- Supplied entries
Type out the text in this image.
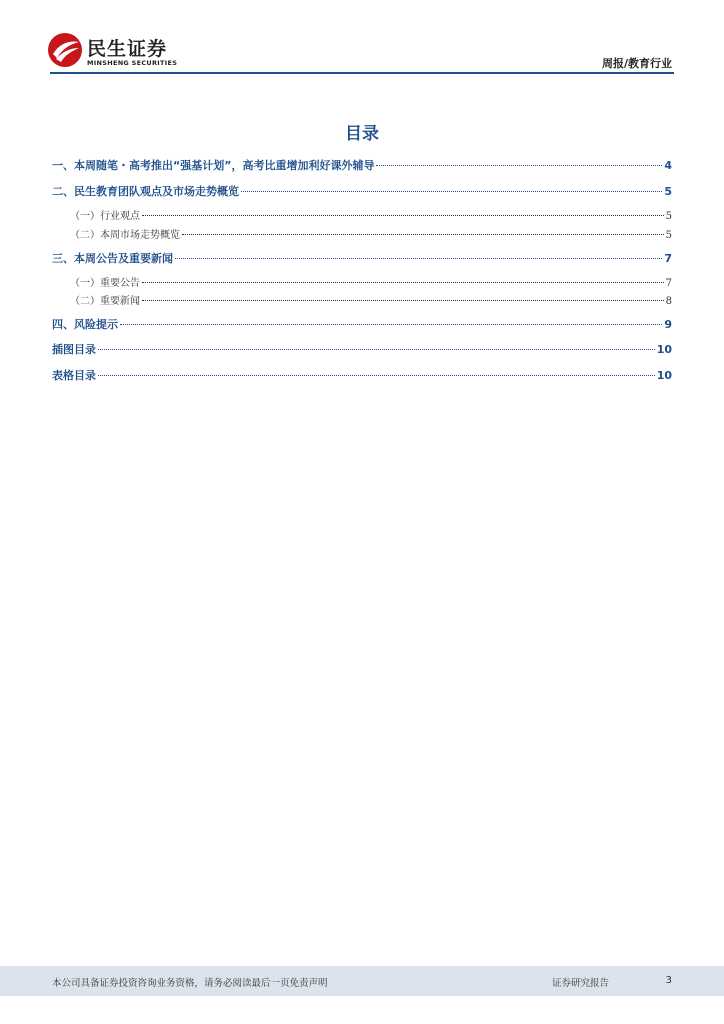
民生证券
MINSHENG SECURITIES	周报/教育行业
目录
一、本周随笔・高考推出“强基计划”，高考比重增加利好课外辅导	4
二、民生教育团队观点及市场走势概览	5
（一）行业观点	5
（二）本周市场走势概览	5
三、本周公告及重要新闻	7
（一）重要公告	7
（二）重要新闻	8
四、风险提示	9
插图目录	10
表格目录	10
本公司具备证券投资咨询业务资格，请务必阅读最后一页免责声明	证券研究报告	3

- Aim of the task
Give all the lines above again, character for character, without pictures.

- The reply
Type out the text in this image.
民生证券
MINSHENG SECURITIES	周报/教育行业
目录
一、本周随笔・高考推出“强基计划”，高考比重增加利好课外辅导	4
二、民生教育团队观点及市场走势概览	5
（一）行业观点	5
（二）本周市场走势概览	5
三、本周公告及重要新闻	7
（一）重要公告	7
（二）重要新闻	8
四、风险提示	9
插图目录	10
表格目录	10
本公司具备证券投资咨询业务资格，请务必阅读最后一页免责声明	证券研究报告	3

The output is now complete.